What the exercise asks:
Extract the full set of records that follows, word for word.
————
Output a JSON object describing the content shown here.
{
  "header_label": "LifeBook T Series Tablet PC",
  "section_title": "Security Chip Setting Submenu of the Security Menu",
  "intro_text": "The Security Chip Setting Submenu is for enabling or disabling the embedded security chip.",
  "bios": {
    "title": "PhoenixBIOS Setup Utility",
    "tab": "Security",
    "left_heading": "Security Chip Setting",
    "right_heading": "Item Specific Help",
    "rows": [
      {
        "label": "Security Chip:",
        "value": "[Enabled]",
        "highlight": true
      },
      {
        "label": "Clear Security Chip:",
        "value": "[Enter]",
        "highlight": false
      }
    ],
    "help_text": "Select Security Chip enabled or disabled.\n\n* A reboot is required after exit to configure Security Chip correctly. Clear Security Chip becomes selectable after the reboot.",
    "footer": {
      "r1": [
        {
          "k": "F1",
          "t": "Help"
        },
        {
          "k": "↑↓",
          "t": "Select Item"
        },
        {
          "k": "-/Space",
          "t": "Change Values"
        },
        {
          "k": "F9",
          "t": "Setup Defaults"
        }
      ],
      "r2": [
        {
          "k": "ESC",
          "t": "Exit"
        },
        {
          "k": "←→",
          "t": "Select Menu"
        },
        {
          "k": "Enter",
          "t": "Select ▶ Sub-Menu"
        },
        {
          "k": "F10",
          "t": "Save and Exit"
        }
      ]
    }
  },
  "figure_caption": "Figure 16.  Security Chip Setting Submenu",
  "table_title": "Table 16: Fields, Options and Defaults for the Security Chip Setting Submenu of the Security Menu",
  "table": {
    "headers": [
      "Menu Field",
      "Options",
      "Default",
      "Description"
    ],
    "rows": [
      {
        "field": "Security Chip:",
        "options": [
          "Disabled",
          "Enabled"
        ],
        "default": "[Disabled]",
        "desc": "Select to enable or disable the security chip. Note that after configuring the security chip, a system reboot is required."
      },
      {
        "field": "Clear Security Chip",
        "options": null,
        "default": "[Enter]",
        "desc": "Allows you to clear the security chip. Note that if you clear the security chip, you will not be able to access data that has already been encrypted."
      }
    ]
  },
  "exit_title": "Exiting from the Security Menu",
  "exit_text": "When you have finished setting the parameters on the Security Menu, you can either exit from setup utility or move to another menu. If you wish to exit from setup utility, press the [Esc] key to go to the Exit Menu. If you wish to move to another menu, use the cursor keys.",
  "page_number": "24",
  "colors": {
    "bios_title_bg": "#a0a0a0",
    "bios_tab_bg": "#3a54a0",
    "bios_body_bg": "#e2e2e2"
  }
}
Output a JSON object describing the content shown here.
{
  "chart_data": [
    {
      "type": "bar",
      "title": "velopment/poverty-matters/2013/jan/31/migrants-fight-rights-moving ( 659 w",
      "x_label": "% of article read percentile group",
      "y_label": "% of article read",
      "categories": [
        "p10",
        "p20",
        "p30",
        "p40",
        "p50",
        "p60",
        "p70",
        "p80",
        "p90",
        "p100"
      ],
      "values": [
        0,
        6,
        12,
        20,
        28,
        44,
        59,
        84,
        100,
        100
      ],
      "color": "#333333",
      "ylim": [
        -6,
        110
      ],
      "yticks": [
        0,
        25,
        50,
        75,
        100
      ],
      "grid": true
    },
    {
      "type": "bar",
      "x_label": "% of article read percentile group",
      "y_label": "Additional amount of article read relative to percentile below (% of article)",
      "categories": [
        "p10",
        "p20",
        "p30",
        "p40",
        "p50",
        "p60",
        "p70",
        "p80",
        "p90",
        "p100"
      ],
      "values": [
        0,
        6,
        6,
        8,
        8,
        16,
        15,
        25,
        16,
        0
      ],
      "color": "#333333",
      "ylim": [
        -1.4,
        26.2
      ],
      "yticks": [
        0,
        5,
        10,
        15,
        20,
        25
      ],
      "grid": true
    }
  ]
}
————
Written solution:
Output a JSON object describing the content shown here.
{
  "header_label": "LifeBook T Series Tablet PC",
  "section_title": "Security Chip Setting Submenu of the Security Menu",
  "intro_text": "The Security Chip Setting Submenu is for enabling or disabling the embedded security chip.",
  "bios": {
    "title": "PhoenixBIOS Setup Utility",
    "tab": "Security",
    "left_heading": "Security Chip Setting",
    "right_heading": "Item Specific Help",
    "rows": [
      {
        "label": "Security Chip:",
        "value": "[Enabled]",
        "highlight": true
      },
      {
        "label": "Clear Security Chip:",
        "value": "[Enter]",
        "highlight": false
      }
    ],
    "help_text": "Select Security Chip enabled or disabled.\n\n* A reboot is required after exit to configure Security Chip correctly. Clear Security Chip becomes selectable after the reboot.",
    "footer": {
      "r1": [
        {
          "k": "F1",
          "t": "Help"
        },
        {
          "k": "↑↓",
          "t": "Select Item"
        },
        {
          "k": "-/Space",
          "t": "Change Values"
        },
        {
          "k": "F9",
          "t": "Setup Defaults"
        }
      ],
      "r2": [
        {
          "k": "ESC",
          "t": "Exit"
        },
        {
          "k": "←→",
          "t": "Select Menu"
        },
        {
          "k": "Enter",
          "t": "Select ▶ Sub-Menu"
        },
        {
          "k": "F10",
          "t": "Save and Exit"
        }
      ]
    }
  },
  "figure_caption": "Figure 16.  Security Chip Setting Submenu",
  "table_title": "Table 16: Fields, Options and Defaults for the Security Chip Setting Submenu of the Security Menu",
  "table": {
    "headers": [
      "Menu Field",
      "Options",
      "Default",
      "Description"
    ],
    "rows": [
      {
        "field": "Security Chip:",
        "options": [
          "Disabled",
          "Enabled"
        ],
        "default": "[Disabled]",
        "desc": "Select to enable or disable the security chip. Note that after configuring the security chip, a system reboot is required."
      },
      {
        "field": "Clear Security Chip",
        "options": null,
        "default": "[Enter]",
        "desc": "Allows you to clear the security chip. Note that if you clear the security chip, you will not be able to access data that has already been encrypted."
      }
    ]
  },
  "exit_title": "Exiting from the Security Menu",
  "exit_text": "When you have finished setting the parameters on the Security Menu, you can either exit from setup utility or move to another menu. If you wish to exit from setup utility, press the [Esc] key to go to the Exit Menu. If you wish to move to another menu, use the cursor keys.",
  "page_number": "24",
  "colors": {
    "bios_title_bg": "#a0a0a0",
    "bios_tab_bg": "#3a54a0",
    "bios_body_bg": "#e2e2e2"
  }
}
Output a JSON object describing the content shown here.
{
  "chart_data": [
    {
      "type": "bar",
      "title": "velopment/poverty-matters/2013/jan/31/migrants-fight-rights-moving ( 659 w",
      "x_label": "% of article read percentile group",
      "y_label": "% of article read",
      "categories": [
        "p10",
        "p20",
        "p30",
        "p40",
        "p50",
        "p60",
        "p70",
        "p80",
        "p90",
        "p100"
      ],
      "values": [
        0,
        6,
        12,
        20,
        28,
        44,
        59,
        84,
        100,
        100
      ],
      "color": "#333333",
      "ylim": [
        -6,
        110
      ],
      "yticks": [
        0,
        25,
        50,
        75,
        100
      ],
      "grid": true
    },
    {
      "type": "bar",
      "x_label": "% of article read percentile group",
      "y_label": "Additional amount of article read relative to percentile below (% of article)",
      "categories": [
        "p10",
        "p20",
        "p30",
        "p40",
        "p50",
        "p60",
        "p70",
        "p80",
        "p90",
        "p100"
      ],
      "values": [
        0,
        6,
        6,
        8,
        8,
        16,
        15,
        25,
        16,
        0
      ],
      "color": "#333333",
      "ylim": [
        -1.4,
        26.2
      ],
      "yticks": [
        0,
        5,
        10,
        15,
        20,
        25
      ],
      "grid": true
    }
  ]
}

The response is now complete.